→ The exercise: Determine how many lines below hold the string "What". Reply with the number alone.

→ Available data:
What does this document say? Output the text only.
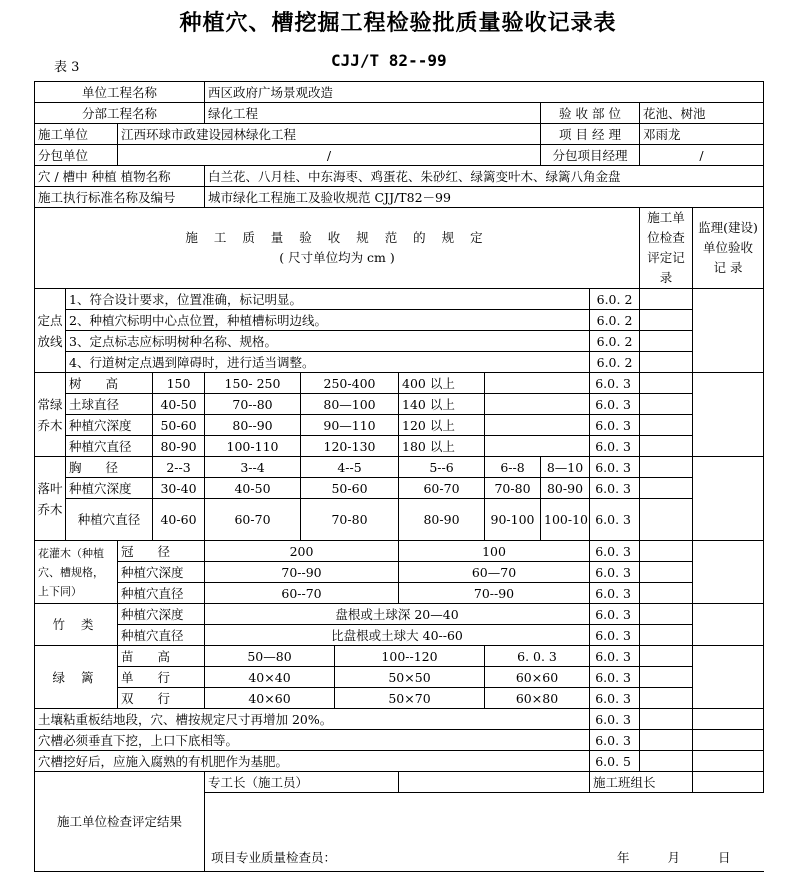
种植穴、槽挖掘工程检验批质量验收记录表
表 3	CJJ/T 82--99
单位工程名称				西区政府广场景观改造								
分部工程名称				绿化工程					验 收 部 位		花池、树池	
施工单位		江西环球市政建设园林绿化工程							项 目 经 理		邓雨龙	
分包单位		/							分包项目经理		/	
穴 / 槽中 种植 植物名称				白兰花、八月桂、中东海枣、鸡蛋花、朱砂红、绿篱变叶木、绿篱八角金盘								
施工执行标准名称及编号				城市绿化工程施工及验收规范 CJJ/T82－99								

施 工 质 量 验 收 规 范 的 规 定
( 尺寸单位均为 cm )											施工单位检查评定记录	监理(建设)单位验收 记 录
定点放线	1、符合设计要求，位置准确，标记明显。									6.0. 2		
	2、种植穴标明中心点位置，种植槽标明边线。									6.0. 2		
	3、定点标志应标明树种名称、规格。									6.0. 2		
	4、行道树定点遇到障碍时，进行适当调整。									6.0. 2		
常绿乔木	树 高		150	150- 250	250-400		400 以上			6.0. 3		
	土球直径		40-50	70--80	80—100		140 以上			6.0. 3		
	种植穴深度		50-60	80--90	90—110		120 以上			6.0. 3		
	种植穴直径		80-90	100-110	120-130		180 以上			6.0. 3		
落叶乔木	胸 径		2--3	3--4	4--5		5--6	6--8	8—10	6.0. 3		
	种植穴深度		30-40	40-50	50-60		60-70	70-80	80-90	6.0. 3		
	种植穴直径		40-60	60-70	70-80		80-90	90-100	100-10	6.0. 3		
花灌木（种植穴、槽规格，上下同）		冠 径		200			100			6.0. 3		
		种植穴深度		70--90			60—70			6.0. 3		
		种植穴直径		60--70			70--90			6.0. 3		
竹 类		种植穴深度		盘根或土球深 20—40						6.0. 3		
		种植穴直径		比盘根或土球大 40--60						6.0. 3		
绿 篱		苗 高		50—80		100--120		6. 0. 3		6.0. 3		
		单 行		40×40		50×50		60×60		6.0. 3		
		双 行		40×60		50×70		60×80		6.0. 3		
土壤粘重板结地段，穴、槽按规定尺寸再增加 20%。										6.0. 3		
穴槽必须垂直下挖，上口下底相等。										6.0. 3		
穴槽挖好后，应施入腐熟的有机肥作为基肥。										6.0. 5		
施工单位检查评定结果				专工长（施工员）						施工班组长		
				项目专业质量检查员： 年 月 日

* * *

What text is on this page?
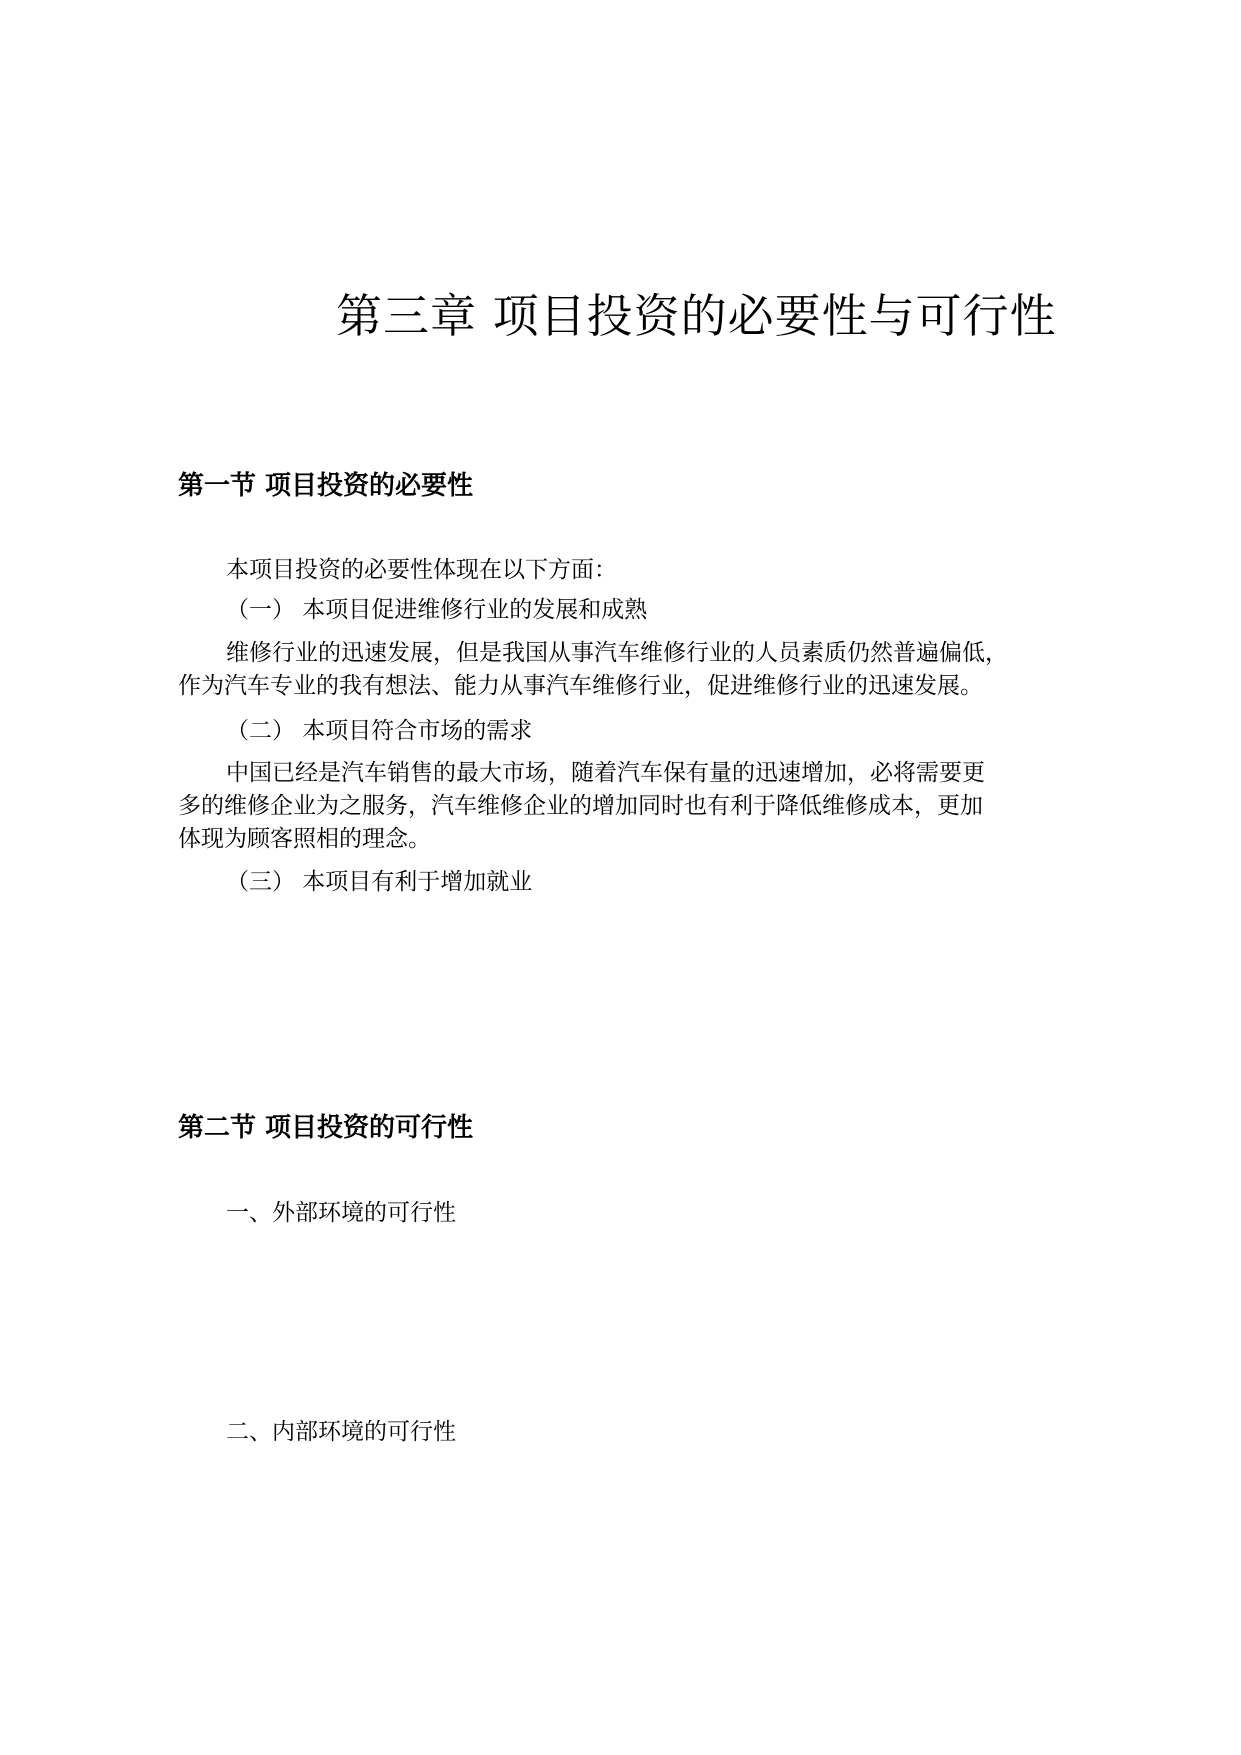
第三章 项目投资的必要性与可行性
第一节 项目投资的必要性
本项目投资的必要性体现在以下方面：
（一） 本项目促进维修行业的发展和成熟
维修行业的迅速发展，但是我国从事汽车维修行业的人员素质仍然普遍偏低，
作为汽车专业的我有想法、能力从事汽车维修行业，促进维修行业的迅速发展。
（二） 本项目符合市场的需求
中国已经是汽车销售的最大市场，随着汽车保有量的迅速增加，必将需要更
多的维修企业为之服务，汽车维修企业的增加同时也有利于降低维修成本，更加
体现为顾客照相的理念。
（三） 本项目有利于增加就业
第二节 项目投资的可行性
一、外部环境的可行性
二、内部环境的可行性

→ Complete answer: 2